■ **GIVEN EXERCISE**: Reproduce each of these rows word for word.

— Start of ENTRIES PROVIDED —

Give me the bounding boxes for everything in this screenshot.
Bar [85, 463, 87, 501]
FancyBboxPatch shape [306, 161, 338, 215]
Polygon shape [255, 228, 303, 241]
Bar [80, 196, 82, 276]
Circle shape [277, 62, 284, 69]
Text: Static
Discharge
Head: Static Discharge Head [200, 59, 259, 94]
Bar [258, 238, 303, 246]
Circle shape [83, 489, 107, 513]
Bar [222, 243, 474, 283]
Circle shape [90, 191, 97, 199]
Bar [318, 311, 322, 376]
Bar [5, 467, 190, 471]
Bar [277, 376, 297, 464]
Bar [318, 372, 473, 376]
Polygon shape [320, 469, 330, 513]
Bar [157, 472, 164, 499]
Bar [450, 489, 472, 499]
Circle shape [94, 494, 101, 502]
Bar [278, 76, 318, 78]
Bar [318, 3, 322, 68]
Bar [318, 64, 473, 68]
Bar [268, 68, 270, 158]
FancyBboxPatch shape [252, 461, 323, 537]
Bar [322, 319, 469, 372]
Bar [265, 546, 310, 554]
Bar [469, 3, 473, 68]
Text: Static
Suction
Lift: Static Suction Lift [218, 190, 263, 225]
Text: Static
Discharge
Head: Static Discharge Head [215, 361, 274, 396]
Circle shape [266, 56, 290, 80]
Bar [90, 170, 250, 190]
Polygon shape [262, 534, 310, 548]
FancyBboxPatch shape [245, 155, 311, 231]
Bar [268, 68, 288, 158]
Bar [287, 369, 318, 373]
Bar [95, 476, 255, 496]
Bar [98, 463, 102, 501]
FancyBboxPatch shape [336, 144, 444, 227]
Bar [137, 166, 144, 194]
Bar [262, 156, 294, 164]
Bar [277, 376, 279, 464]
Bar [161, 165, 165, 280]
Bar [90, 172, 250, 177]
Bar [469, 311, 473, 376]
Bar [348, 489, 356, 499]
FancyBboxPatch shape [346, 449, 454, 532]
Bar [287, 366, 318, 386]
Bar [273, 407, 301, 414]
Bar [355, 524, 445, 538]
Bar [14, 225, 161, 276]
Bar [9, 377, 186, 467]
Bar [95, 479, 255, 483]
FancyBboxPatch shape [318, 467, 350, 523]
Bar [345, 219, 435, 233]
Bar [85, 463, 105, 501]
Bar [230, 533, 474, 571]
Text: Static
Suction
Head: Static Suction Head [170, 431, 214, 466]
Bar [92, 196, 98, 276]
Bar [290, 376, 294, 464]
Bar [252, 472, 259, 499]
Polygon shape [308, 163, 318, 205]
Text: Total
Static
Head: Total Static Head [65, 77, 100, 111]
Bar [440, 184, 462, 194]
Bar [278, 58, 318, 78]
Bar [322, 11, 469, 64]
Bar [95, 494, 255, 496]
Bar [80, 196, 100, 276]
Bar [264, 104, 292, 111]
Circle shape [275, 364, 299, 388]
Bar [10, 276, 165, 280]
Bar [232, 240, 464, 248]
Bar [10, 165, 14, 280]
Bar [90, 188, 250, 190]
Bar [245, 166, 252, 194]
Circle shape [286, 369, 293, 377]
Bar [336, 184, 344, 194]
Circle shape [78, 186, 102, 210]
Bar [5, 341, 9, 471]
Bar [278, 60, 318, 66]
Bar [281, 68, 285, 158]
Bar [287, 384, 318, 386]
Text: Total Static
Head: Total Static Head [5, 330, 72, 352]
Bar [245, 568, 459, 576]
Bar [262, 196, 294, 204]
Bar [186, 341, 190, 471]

— End of ENTRIES PROVIDED —

■ **ANSWER TO THE EXERCISE**:
Give me the bounding boxes for everything in this screenshot.
Bar [85, 463, 87, 501]
FancyBboxPatch shape [306, 161, 338, 215]
Polygon shape [255, 228, 303, 241]
Bar [80, 196, 82, 276]
Circle shape [277, 62, 284, 69]
Text: Static
Discharge
Head: Static Discharge Head [200, 59, 259, 94]
Bar [258, 238, 303, 246]
Circle shape [83, 489, 107, 513]
Bar [222, 243, 474, 283]
Circle shape [90, 191, 97, 199]
Bar [318, 311, 322, 376]
Bar [5, 467, 190, 471]
Bar [277, 376, 297, 464]
Bar [318, 372, 473, 376]
Polygon shape [320, 469, 330, 513]
Bar [157, 472, 164, 499]
Bar [450, 489, 472, 499]
Circle shape [94, 494, 101, 502]
Bar [278, 76, 318, 78]
Bar [318, 3, 322, 68]
Bar [318, 64, 473, 68]
Bar [268, 68, 270, 158]
FancyBboxPatch shape [252, 461, 323, 537]
Bar [322, 319, 469, 372]
Bar [265, 546, 310, 554]
Bar [469, 3, 473, 68]
Text: Static
Suction
Lift: Static Suction Lift [218, 190, 263, 225]
Text: Static
Discharge
Head: Static Discharge Head [215, 361, 274, 396]
Circle shape [266, 56, 290, 80]
Bar [90, 170, 250, 190]
Polygon shape [262, 534, 310, 548]
FancyBboxPatch shape [245, 155, 311, 231]
Bar [268, 68, 288, 158]
Bar [287, 369, 318, 373]
Bar [95, 476, 255, 496]
Bar [98, 463, 102, 501]
FancyBboxPatch shape [336, 144, 444, 227]
Bar [137, 166, 144, 194]
Bar [262, 156, 294, 164]
Bar [277, 376, 279, 464]
Bar [161, 165, 165, 280]
Bar [90, 172, 250, 177]
Bar [469, 311, 473, 376]
Bar [348, 489, 356, 499]
FancyBboxPatch shape [346, 449, 454, 532]
Bar [287, 366, 318, 386]
Bar [273, 407, 301, 414]
Bar [355, 524, 445, 538]
Bar [14, 225, 161, 276]
Bar [9, 377, 186, 467]
Bar [95, 479, 255, 483]
FancyBboxPatch shape [318, 467, 350, 523]
Bar [345, 219, 435, 233]
Bar [85, 463, 105, 501]
Bar [230, 533, 474, 571]
Text: Static
Suction
Head: Static Suction Head [170, 431, 214, 466]
Bar [92, 196, 98, 276]
Bar [290, 376, 294, 464]
Bar [252, 472, 259, 499]
Polygon shape [308, 163, 318, 205]
Text: Total
Static
Head: Total Static Head [65, 77, 100, 111]
Bar [440, 184, 462, 194]
Bar [278, 58, 318, 78]
Bar [322, 11, 469, 64]
Bar [95, 494, 255, 496]
Bar [80, 196, 100, 276]
Bar [264, 104, 292, 111]
Circle shape [275, 364, 299, 388]
Bar [10, 276, 165, 280]
Bar [232, 240, 464, 248]
Bar [10, 165, 14, 280]
Bar [90, 188, 250, 190]
Bar [245, 166, 252, 194]
Circle shape [286, 369, 293, 377]
Bar [336, 184, 344, 194]
Circle shape [78, 186, 102, 210]
Bar [5, 341, 9, 471]
Bar [278, 60, 318, 66]
Bar [281, 68, 285, 158]
Bar [287, 384, 318, 386]
Text: Total Static
Head: Total Static Head [5, 330, 72, 352]
Bar [245, 568, 459, 576]
Bar [262, 196, 294, 204]
Bar [186, 341, 190, 471]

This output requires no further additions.